-- BEGIN Record set --

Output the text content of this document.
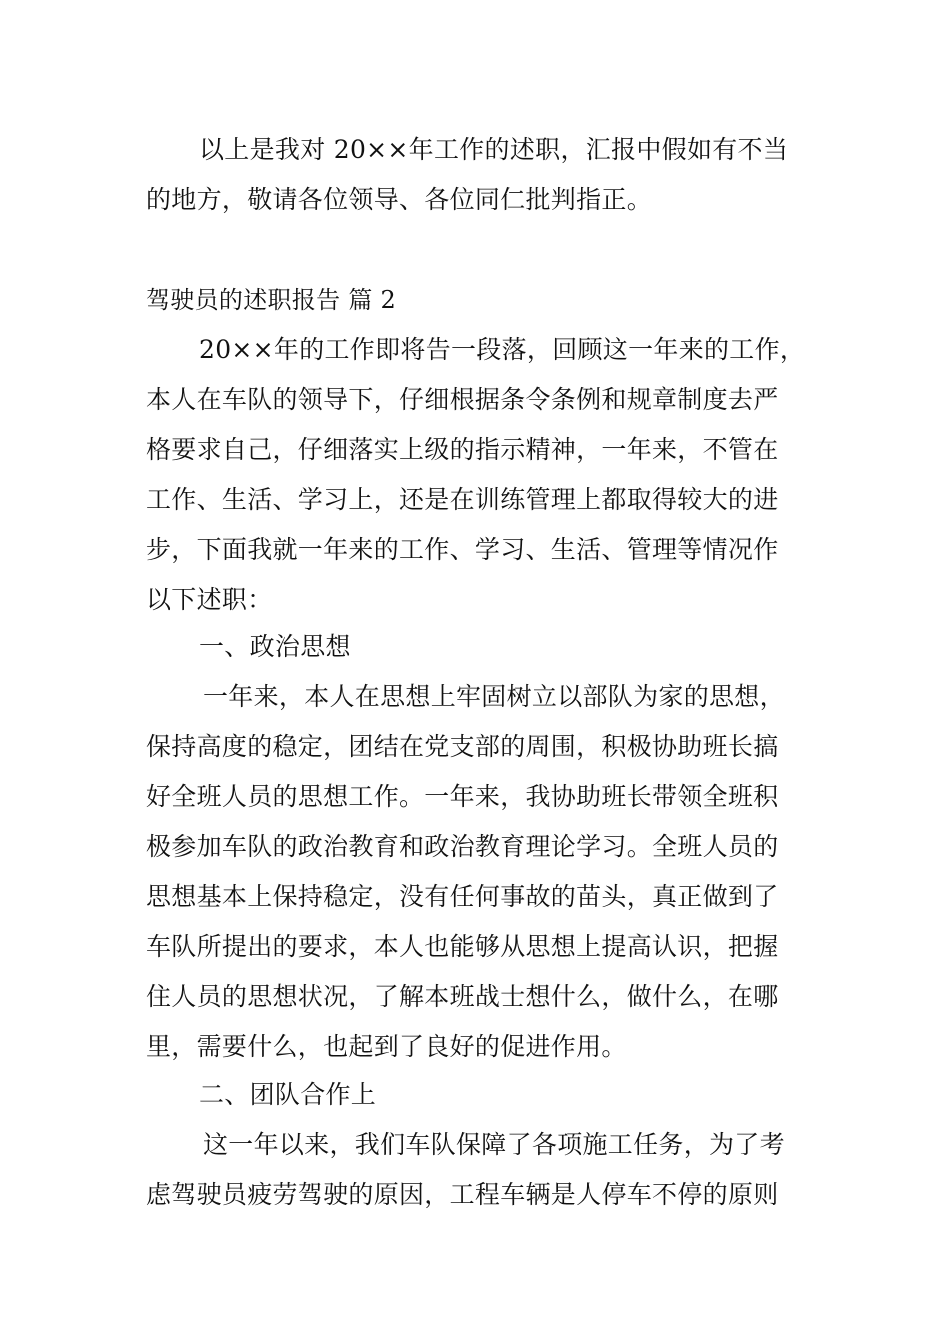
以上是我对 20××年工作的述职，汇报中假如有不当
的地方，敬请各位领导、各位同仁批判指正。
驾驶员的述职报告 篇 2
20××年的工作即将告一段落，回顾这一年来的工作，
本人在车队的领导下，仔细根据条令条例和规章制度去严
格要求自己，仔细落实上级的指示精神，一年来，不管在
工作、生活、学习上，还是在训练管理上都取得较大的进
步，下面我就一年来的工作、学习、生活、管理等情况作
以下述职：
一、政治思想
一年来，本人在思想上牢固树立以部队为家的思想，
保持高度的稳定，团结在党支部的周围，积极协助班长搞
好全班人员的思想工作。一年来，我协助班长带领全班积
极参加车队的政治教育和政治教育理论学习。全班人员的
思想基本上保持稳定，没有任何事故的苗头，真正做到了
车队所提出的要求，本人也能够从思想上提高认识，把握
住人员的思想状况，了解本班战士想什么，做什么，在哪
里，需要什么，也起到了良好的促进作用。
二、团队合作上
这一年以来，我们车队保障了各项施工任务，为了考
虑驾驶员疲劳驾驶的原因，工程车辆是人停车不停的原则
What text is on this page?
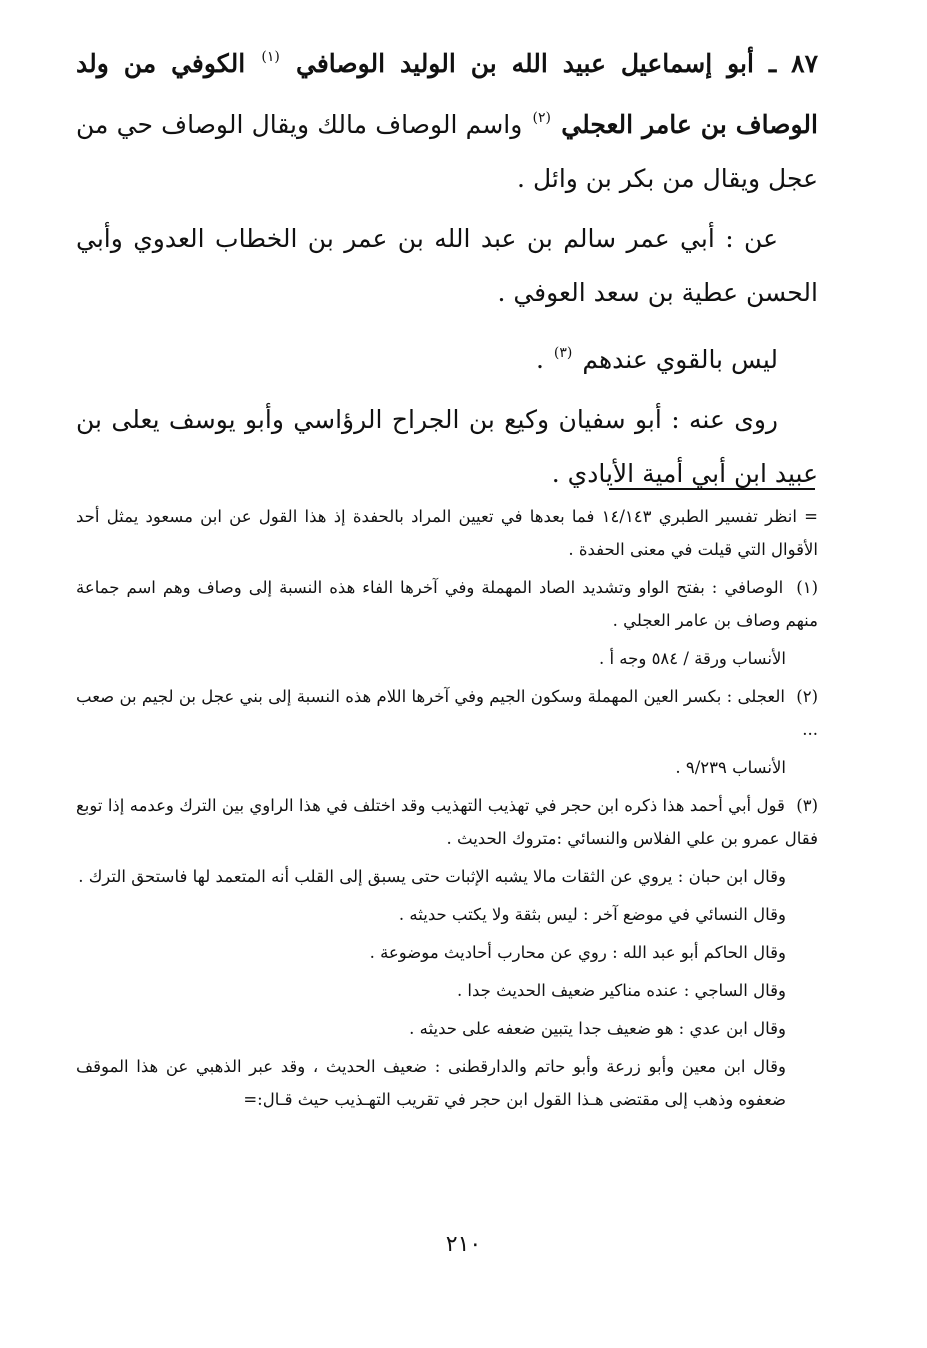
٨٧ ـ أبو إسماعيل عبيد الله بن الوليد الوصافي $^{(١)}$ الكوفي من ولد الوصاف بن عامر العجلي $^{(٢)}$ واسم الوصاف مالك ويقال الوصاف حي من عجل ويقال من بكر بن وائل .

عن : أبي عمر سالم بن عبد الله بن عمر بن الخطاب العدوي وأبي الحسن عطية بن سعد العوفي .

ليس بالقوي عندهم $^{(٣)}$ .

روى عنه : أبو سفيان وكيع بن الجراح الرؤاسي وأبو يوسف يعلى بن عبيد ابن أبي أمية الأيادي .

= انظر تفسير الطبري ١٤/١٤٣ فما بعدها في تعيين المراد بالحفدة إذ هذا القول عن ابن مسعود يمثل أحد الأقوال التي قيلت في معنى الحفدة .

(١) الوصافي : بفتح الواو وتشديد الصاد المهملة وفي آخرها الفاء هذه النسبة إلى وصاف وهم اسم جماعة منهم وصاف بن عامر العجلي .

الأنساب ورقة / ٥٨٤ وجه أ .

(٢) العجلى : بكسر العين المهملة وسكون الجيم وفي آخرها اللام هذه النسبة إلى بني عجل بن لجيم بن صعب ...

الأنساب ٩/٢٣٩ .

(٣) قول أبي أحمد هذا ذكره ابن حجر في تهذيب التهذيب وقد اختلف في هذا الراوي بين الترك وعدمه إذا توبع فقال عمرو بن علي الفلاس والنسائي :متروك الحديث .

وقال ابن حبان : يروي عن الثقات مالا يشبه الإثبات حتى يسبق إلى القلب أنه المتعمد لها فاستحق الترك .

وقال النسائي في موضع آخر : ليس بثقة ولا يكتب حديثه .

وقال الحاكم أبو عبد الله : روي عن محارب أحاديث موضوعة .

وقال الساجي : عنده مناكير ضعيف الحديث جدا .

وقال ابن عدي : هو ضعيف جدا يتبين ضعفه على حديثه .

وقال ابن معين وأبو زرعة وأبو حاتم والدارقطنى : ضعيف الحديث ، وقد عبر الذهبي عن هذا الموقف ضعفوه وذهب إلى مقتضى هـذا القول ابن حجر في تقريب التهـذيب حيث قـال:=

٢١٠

-- END Record set --

**Directions**
Return each line from the material above exactly, but not the pictures.

**Written response**
Output the text content of this document.
以上是我对 20××年工作的述职，汇报中假如有不当
的地方，敬请各位领导、各位同仁批判指正。
驾驶员的述职报告 篇 2
20××年的工作即将告一段落，回顾这一年来的工作，
本人在车队的领导下，仔细根据条令条例和规章制度去严
格要求自己，仔细落实上级的指示精神，一年来，不管在
工作、生活、学习上，还是在训练管理上都取得较大的进
步，下面我就一年来的工作、学习、生活、管理等情况作
以下述职：
一、政治思想
一年来，本人在思想上牢固树立以部队为家的思想，
保持高度的稳定，团结在党支部的周围，积极协助班长搞
好全班人员的思想工作。一年来，我协助班长带领全班积
极参加车队的政治教育和政治教育理论学习。全班人员的
思想基本上保持稳定，没有任何事故的苗头，真正做到了
车队所提出的要求，本人也能够从思想上提高认识，把握
住人员的思想状况，了解本班战士想什么，做什么，在哪
里，需要什么，也起到了良好的促进作用。
二、团队合作上
这一年以来，我们车队保障了各项施工任务，为了考
虑驾驶员疲劳驾驶的原因，工程车辆是人停车不停的原则
What text is on this page?
٨٧ ـ أبو إسماعيل عبيد الله بن الوليد الوصافي $^{(١)}$ الكوفي من ولد الوصاف بن عامر العجلي $^{(٢)}$ واسم الوصاف مالك ويقال الوصاف حي من عجل ويقال من بكر بن وائل .

عن : أبي عمر سالم بن عبد الله بن عمر بن الخطاب العدوي وأبي الحسن عطية بن سعد العوفي .

ليس بالقوي عندهم $^{(٣)}$ .

روى عنه : أبو سفيان وكيع بن الجراح الرؤاسي وأبو يوسف يعلى بن عبيد ابن أبي أمية الأيادي .

= انظر تفسير الطبري ١٤/١٤٣ فما بعدها في تعيين المراد بالحفدة إذ هذا القول عن ابن مسعود يمثل أحد الأقوال التي قيلت في معنى الحفدة .

(١) الوصافي : بفتح الواو وتشديد الصاد المهملة وفي آخرها الفاء هذه النسبة إلى وصاف وهم اسم جماعة منهم وصاف بن عامر العجلي .

الأنساب ورقة / ٥٨٤ وجه أ .

(٢) العجلى : بكسر العين المهملة وسكون الجيم وفي آخرها اللام هذه النسبة إلى بني عجل بن لجيم بن صعب ...

الأنساب ٩/٢٣٩ .

(٣) قول أبي أحمد هذا ذكره ابن حجر في تهذيب التهذيب وقد اختلف في هذا الراوي بين الترك وعدمه إذا توبع فقال عمرو بن علي الفلاس والنسائي :متروك الحديث .

وقال ابن حبان : يروي عن الثقات مالا يشبه الإثبات حتى يسبق إلى القلب أنه المتعمد لها فاستحق الترك .

وقال النسائي في موضع آخر : ليس بثقة ولا يكتب حديثه .

وقال الحاكم أبو عبد الله : روي عن محارب أحاديث موضوعة .

وقال الساجي : عنده مناكير ضعيف الحديث جدا .

وقال ابن عدي : هو ضعيف جدا يتبين ضعفه على حديثه .

وقال ابن معين وأبو زرعة وأبو حاتم والدارقطنى : ضعيف الحديث ، وقد عبر الذهبي عن هذا الموقف ضعفوه وذهب إلى مقتضى هـذا القول ابن حجر في تقريب التهـذيب حيث قـال:=

٢١٠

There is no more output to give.